Copy out the listing in full, exactly as written, but not its pictures.

[START OF Extracted entries]

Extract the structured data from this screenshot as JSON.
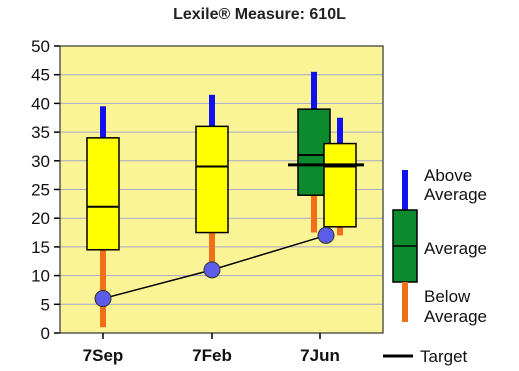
{
  "chart_data": {
    "type": "box",
    "title": "Lexile® Measure: 610L",
    "categories": [
      "7Sep",
      "7Feb",
      "7Jun"
    ],
    "ylim": [
      0,
      50
    ],
    "yticks": [
      0,
      5,
      10,
      15,
      20,
      25,
      30,
      35,
      40,
      45,
      50
    ],
    "grid": true,
    "boxes": [
      {
        "category": "7Sep",
        "color": "#ffff00",
        "whisker_low": 1,
        "q1": 14.5,
        "median": 22,
        "q3": 34,
        "whisker_high": 39.5
      },
      {
        "category": "7Feb",
        "color": "#ffff00",
        "whisker_low": 12,
        "q1": 17.5,
        "median": 29,
        "q3": 36,
        "whisker_high": 41.5
      },
      {
        "category": "7Jun",
        "group": "norm",
        "color": "#0c8a2e",
        "whisker_low": 17.5,
        "q1": 24,
        "median": 31,
        "q3": 39,
        "whisker_high": 45.5
      },
      {
        "category": "7Jun",
        "group": "student",
        "color": "#ffff00",
        "whisker_low": 17,
        "q1": 18.5,
        "median": 29,
        "q3": 33,
        "whisker_high": 37.5
      }
    ],
    "line_series": [
      {
        "x": [
          "7Sep",
          "7Feb",
          "7Jun"
        ],
        "values": [
          6,
          11,
          17
        ],
        "color": "#5b5ce8"
      }
    ],
    "target": {
      "category": "7Jun",
      "value": 29.3
    },
    "legend": {
      "position": "right",
      "above": [
        "Above",
        "Average"
      ],
      "average": "Average",
      "below": [
        "Below",
        "Average"
      ],
      "target": "Target"
    },
    "colors": {
      "plot_bg": "#fbf497",
      "grid": "#a8a8c8",
      "above": "#1010f0",
      "below": "#f0701a",
      "avg_box": "#0c8a2e",
      "student_box": "#ffff00"
    }
  }
}
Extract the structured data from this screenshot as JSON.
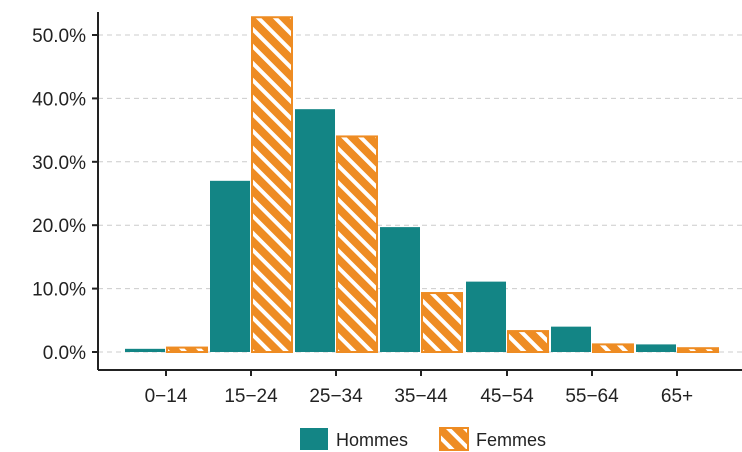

[END OF Extracted entries]

## [Output for this exercise]
Extract the structured data from this screenshot as JSON.
{
  "chart_data": {
    "type": "box",
    "title": "Lexile® Measure: 610L",
    "categories": [
      "7Sep",
      "7Feb",
      "7Jun"
    ],
    "ylim": [
      0,
      50
    ],
    "yticks": [
      0,
      5,
      10,
      15,
      20,
      25,
      30,
      35,
      40,
      45,
      50
    ],
    "grid": true,
    "boxes": [
      {
        "category": "7Sep",
        "color": "#ffff00",
        "whisker_low": 1,
        "q1": 14.5,
        "median": 22,
        "q3": 34,
        "whisker_high": 39.5
      },
      {
        "category": "7Feb",
        "color": "#ffff00",
        "whisker_low": 12,
        "q1": 17.5,
        "median": 29,
        "q3": 36,
        "whisker_high": 41.5
      },
      {
        "category": "7Jun",
        "group": "norm",
        "color": "#0c8a2e",
        "whisker_low": 17.5,
        "q1": 24,
        "median": 31,
        "q3": 39,
        "whisker_high": 45.5
      },
      {
        "category": "7Jun",
        "group": "student",
        "color": "#ffff00",
        "whisker_low": 17,
        "q1": 18.5,
        "median": 29,
        "q3": 33,
        "whisker_high": 37.5
      }
    ],
    "line_series": [
      {
        "x": [
          "7Sep",
          "7Feb",
          "7Jun"
        ],
        "values": [
          6,
          11,
          17
        ],
        "color": "#5b5ce8"
      }
    ],
    "target": {
      "category": "7Jun",
      "value": 29.3
    },
    "legend": {
      "position": "right",
      "above": [
        "Above",
        "Average"
      ],
      "average": "Average",
      "below": [
        "Below",
        "Average"
      ],
      "target": "Target"
    },
    "colors": {
      "plot_bg": "#fbf497",
      "grid": "#a8a8c8",
      "above": "#1010f0",
      "below": "#f0701a",
      "avg_box": "#0c8a2e",
      "student_box": "#ffff00"
    }
  }
}
Extract the structured data from this screenshot as JSON.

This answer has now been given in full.